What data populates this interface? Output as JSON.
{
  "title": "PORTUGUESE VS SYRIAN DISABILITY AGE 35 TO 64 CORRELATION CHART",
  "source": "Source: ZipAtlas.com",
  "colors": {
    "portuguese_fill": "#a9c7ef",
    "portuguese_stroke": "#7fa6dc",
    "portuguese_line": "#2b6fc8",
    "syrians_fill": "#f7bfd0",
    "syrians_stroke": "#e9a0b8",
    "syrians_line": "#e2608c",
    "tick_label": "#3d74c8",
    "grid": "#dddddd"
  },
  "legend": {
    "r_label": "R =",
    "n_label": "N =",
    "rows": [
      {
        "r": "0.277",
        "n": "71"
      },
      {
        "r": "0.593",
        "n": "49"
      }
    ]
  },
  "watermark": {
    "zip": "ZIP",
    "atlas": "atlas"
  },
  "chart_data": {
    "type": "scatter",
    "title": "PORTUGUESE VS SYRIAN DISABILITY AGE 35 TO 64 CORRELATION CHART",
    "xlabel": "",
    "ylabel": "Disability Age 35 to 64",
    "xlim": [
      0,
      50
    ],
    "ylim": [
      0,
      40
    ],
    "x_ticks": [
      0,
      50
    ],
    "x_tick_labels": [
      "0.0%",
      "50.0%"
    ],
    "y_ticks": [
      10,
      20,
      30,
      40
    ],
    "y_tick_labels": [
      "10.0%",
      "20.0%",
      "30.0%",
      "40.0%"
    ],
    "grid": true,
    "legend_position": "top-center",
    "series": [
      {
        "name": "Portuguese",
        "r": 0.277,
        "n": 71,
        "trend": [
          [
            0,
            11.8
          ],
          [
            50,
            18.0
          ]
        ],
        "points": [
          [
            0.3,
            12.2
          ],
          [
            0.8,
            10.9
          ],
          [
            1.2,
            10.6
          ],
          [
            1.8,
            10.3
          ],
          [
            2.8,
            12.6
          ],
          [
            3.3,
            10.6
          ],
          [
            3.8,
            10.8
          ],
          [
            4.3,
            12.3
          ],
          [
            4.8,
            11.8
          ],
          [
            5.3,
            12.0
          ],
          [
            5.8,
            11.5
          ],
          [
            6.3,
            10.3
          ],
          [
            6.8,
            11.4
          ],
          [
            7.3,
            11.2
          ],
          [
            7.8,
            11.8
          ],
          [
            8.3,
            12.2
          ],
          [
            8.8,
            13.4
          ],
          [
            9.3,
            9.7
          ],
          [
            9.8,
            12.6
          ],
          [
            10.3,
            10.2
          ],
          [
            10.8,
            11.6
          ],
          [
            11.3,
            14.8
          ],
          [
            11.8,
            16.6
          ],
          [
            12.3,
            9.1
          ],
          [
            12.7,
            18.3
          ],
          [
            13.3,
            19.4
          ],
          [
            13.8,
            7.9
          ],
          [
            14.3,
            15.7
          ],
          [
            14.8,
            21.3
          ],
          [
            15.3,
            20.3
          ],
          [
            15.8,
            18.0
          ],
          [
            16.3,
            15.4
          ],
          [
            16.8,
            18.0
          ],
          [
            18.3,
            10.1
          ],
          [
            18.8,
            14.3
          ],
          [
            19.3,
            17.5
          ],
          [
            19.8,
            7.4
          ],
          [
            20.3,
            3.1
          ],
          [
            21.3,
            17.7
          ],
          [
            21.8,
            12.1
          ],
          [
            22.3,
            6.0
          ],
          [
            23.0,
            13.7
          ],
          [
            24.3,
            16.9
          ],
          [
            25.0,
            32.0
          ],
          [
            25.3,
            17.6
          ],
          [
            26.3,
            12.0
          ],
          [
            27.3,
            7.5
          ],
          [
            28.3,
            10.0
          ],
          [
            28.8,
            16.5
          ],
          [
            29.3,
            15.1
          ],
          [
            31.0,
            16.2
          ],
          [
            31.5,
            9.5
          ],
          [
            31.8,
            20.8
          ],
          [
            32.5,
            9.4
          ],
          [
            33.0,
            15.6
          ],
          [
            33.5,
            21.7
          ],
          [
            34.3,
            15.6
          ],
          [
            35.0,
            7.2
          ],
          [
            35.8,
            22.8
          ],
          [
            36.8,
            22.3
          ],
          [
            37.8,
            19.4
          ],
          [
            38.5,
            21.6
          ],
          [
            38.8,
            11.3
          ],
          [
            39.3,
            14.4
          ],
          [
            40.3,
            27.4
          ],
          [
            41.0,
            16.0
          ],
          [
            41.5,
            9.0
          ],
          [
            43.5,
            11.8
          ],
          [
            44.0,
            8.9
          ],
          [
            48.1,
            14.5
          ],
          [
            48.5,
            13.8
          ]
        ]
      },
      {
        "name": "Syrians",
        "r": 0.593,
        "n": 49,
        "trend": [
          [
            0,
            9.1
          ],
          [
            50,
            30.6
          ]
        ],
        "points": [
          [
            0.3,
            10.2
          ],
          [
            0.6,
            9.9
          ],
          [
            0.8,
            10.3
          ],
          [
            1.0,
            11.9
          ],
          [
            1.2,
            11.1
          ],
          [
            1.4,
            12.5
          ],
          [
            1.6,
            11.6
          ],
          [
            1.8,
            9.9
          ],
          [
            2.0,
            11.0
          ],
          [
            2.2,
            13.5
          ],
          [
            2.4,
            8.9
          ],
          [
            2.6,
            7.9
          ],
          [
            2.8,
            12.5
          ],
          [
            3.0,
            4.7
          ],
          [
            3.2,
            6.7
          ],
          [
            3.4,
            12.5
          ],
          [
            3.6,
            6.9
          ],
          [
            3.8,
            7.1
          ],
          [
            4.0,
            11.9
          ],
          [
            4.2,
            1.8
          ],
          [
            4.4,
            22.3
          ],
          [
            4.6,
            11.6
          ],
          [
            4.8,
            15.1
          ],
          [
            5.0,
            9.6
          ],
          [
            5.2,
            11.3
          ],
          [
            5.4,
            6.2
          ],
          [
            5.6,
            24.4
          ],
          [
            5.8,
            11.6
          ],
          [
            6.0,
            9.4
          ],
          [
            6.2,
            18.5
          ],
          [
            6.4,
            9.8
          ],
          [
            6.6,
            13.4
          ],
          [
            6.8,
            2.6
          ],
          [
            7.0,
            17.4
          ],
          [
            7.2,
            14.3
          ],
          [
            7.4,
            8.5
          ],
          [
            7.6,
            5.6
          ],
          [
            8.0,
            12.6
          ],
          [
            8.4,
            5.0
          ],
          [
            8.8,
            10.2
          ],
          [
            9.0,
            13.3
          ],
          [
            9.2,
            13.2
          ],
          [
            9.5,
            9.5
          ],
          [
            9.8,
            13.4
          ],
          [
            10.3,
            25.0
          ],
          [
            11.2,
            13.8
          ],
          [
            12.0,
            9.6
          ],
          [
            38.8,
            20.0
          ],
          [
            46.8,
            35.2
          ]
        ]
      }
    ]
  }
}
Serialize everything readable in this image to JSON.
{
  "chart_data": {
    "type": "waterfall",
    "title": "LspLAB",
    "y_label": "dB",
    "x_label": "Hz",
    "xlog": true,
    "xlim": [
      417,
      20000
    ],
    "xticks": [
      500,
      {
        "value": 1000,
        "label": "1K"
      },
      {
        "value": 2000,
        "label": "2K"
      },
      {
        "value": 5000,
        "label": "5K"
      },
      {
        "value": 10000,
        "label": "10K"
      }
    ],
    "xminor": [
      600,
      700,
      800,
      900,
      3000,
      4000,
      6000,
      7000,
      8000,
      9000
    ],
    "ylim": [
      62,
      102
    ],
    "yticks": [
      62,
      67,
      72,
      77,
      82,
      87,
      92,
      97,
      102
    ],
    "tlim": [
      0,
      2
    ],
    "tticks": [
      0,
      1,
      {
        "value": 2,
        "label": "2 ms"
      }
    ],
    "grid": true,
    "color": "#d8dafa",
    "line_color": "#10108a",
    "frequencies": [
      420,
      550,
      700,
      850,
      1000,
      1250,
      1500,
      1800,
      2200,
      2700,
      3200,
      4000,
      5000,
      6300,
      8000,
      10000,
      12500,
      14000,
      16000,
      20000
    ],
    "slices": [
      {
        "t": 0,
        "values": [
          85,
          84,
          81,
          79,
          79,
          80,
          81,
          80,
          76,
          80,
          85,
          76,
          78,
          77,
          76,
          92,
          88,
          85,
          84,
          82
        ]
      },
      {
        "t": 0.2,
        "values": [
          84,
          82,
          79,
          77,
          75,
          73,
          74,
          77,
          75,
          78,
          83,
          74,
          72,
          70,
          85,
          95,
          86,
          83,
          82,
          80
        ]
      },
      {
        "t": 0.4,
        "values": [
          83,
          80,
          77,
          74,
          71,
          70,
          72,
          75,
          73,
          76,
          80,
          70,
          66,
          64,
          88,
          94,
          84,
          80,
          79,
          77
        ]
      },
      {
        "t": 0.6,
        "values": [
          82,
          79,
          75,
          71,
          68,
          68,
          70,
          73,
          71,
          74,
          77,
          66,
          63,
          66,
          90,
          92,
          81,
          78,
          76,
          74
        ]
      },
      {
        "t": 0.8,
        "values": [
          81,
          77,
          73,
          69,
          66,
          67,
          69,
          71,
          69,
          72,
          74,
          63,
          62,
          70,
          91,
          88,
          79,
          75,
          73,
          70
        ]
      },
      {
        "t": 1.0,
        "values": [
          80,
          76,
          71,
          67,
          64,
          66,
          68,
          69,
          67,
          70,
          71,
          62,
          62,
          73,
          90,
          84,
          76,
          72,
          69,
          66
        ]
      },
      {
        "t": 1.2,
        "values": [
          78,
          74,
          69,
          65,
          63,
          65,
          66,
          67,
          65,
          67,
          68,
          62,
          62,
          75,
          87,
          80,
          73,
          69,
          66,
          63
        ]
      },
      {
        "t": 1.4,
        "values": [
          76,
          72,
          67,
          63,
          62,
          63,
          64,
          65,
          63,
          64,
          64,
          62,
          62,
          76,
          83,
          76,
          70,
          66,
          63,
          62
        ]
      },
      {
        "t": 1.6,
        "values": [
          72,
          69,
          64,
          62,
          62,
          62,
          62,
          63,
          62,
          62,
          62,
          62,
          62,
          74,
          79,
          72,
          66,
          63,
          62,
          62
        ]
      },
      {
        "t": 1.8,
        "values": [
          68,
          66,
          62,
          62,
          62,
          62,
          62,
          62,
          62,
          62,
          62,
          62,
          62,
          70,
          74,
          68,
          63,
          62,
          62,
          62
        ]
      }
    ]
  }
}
--------------------
What you have to do: From the entries above, extract each line containing "JSON".

Final result:
What data populates this interface? Output as JSON.
Serialize everything readable in this image to JSON.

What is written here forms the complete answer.